Dataset entries:
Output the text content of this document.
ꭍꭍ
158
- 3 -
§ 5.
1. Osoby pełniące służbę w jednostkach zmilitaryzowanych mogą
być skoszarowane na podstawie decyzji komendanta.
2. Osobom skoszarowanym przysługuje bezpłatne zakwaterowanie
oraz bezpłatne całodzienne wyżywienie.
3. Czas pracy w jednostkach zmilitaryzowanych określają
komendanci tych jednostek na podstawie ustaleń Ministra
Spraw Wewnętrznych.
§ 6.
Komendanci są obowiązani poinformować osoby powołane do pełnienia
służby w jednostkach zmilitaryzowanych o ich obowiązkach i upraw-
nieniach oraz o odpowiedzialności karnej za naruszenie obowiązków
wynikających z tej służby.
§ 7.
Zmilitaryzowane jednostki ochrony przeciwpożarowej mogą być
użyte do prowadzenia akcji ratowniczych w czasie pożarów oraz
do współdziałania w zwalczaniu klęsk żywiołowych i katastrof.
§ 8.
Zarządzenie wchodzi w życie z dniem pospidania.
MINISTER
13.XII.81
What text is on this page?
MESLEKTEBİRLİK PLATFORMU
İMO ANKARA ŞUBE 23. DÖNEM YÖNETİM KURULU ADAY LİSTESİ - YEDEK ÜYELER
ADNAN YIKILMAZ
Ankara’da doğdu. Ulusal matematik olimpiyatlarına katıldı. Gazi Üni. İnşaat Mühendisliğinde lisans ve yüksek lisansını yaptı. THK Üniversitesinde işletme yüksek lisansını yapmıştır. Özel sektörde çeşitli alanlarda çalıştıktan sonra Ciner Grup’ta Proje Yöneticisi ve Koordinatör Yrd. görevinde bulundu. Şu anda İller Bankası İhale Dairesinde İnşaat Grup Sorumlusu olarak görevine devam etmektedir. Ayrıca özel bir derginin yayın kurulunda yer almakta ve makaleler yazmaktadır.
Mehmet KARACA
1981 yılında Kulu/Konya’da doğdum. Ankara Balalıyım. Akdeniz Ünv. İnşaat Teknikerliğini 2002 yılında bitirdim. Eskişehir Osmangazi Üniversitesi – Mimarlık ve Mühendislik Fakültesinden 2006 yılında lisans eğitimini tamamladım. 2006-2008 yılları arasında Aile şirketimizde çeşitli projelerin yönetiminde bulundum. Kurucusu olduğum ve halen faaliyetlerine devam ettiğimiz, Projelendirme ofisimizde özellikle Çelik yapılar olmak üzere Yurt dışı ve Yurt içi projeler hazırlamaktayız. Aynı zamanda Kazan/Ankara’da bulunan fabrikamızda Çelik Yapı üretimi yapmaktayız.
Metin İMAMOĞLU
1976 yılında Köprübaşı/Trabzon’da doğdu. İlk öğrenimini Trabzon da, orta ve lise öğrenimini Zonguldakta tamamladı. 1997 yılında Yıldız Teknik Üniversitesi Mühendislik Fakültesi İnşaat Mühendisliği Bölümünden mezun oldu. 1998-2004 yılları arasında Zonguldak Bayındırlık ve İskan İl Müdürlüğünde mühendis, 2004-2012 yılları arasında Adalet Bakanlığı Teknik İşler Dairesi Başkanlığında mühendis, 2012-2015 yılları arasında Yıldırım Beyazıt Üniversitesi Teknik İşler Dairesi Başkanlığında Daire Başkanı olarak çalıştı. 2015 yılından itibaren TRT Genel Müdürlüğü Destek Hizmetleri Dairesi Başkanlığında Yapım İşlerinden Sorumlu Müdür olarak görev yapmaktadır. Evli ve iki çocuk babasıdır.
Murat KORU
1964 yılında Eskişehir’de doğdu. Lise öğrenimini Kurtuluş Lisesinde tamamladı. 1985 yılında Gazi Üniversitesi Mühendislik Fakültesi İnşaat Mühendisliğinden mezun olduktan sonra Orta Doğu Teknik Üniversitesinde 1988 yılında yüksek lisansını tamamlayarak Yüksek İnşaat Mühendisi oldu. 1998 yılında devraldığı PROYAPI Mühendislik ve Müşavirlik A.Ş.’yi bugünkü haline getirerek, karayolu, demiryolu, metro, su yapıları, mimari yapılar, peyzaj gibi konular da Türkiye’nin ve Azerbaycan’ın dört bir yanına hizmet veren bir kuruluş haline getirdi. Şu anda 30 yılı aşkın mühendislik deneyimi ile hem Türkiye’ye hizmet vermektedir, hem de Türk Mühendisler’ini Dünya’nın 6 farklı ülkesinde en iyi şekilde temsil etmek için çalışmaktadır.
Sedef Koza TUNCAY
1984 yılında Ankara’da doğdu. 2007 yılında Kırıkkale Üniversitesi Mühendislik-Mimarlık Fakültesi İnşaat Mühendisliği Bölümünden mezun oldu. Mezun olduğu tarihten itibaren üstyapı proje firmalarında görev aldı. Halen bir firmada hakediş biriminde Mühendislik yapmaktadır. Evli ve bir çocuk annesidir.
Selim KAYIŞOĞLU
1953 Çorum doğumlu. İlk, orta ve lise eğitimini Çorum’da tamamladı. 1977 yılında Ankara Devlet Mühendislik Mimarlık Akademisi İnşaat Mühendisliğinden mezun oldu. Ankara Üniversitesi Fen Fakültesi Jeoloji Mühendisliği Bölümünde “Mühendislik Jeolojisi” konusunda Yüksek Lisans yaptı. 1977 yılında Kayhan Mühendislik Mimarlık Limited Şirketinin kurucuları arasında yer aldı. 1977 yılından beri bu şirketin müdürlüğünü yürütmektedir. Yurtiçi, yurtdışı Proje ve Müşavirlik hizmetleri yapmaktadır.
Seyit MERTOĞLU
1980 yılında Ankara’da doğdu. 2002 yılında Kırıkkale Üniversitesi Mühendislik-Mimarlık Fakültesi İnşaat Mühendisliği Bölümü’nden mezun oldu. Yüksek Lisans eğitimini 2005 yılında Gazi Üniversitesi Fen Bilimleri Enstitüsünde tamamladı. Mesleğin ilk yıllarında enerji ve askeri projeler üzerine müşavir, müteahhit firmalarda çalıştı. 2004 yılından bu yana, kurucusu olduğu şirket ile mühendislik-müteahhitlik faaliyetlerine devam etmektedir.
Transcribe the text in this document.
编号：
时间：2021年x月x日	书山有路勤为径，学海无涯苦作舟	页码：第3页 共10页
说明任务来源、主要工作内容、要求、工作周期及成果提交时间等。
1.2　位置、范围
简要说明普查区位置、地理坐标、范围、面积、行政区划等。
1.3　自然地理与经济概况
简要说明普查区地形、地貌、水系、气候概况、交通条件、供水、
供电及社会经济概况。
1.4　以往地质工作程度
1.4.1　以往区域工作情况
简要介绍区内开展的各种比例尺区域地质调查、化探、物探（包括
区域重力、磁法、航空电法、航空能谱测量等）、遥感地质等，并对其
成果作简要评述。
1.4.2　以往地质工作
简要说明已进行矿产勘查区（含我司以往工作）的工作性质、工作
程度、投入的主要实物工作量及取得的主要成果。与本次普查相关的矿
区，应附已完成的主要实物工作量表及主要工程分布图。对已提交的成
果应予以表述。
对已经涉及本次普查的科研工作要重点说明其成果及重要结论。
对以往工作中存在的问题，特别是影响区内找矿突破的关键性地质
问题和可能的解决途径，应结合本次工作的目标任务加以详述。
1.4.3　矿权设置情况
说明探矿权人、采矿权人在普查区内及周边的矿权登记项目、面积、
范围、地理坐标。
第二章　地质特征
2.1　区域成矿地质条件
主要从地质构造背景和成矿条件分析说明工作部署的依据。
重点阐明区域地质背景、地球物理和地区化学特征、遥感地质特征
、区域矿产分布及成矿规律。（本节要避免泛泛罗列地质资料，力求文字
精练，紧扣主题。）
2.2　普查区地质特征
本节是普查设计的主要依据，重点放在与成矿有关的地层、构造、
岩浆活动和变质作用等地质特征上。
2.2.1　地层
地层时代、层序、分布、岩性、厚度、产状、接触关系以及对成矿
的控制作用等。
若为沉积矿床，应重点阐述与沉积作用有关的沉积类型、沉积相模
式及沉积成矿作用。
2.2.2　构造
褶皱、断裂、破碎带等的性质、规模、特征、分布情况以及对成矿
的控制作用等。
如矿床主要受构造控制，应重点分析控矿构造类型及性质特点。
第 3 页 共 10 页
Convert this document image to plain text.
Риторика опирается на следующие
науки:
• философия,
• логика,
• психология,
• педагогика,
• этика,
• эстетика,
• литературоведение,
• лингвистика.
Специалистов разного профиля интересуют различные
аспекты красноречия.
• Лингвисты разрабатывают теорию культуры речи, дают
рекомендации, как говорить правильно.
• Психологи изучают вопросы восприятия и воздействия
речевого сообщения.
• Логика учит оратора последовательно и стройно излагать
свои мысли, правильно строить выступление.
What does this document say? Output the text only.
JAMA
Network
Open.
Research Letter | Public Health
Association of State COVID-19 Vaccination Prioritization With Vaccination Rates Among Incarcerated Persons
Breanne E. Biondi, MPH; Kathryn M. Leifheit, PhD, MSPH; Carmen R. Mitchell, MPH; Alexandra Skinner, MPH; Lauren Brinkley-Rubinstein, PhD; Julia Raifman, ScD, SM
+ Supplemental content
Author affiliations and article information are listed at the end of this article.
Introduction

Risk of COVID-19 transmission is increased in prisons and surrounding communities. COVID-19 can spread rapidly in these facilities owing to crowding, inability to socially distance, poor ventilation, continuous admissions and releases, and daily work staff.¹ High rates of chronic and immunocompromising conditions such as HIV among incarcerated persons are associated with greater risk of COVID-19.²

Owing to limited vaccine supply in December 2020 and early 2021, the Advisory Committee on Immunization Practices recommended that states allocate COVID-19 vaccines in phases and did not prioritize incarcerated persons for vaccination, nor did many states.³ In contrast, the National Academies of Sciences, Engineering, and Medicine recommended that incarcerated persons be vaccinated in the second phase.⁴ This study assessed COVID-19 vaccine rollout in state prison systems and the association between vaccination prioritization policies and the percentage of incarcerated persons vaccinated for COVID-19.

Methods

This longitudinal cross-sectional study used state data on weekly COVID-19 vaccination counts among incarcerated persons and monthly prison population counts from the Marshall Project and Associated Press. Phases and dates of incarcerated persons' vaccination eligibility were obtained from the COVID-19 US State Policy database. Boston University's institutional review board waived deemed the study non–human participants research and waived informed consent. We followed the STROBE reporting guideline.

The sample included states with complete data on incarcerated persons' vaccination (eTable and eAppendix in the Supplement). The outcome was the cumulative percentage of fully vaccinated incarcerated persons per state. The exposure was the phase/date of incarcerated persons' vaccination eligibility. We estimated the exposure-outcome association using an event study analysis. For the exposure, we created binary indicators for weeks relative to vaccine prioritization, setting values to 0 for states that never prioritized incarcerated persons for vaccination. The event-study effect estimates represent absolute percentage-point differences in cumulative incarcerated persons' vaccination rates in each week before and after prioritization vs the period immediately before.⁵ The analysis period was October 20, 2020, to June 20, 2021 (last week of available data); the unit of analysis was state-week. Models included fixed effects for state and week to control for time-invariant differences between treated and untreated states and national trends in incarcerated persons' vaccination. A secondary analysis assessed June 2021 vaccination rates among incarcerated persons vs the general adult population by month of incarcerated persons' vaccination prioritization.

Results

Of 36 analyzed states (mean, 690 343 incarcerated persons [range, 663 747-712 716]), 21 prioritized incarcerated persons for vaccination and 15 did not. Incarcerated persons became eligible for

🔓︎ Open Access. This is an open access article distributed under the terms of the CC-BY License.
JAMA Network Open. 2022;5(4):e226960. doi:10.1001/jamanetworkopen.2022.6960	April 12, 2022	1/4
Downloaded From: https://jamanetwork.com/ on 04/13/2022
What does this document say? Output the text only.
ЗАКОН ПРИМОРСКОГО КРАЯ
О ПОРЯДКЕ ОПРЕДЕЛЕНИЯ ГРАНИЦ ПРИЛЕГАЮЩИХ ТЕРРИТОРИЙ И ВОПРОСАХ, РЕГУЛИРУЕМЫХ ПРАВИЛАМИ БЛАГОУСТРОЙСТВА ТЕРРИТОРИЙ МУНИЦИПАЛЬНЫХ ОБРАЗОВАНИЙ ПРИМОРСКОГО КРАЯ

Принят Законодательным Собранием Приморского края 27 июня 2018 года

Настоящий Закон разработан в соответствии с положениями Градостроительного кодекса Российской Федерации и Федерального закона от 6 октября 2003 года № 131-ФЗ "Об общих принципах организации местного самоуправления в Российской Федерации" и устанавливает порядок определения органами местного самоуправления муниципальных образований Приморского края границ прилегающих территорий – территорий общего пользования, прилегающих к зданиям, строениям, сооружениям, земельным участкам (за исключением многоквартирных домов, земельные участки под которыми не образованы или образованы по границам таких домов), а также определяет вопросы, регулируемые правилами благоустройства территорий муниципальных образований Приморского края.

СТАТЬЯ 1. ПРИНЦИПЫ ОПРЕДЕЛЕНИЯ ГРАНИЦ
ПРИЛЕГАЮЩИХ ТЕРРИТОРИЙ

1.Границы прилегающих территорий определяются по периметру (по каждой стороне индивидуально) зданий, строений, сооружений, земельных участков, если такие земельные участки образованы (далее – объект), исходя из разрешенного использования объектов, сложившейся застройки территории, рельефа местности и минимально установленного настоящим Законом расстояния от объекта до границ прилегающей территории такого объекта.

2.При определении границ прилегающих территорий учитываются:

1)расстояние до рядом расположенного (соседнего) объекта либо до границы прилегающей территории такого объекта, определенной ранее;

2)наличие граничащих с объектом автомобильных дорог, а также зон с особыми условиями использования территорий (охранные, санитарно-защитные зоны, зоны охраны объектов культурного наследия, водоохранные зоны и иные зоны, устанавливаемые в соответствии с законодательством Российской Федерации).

**WRITTEN INSTRUCTION**. Work out how many lines in the records above contain the word "yaptı", and give only that number.

**OUTPUT OF THE TASK**. 2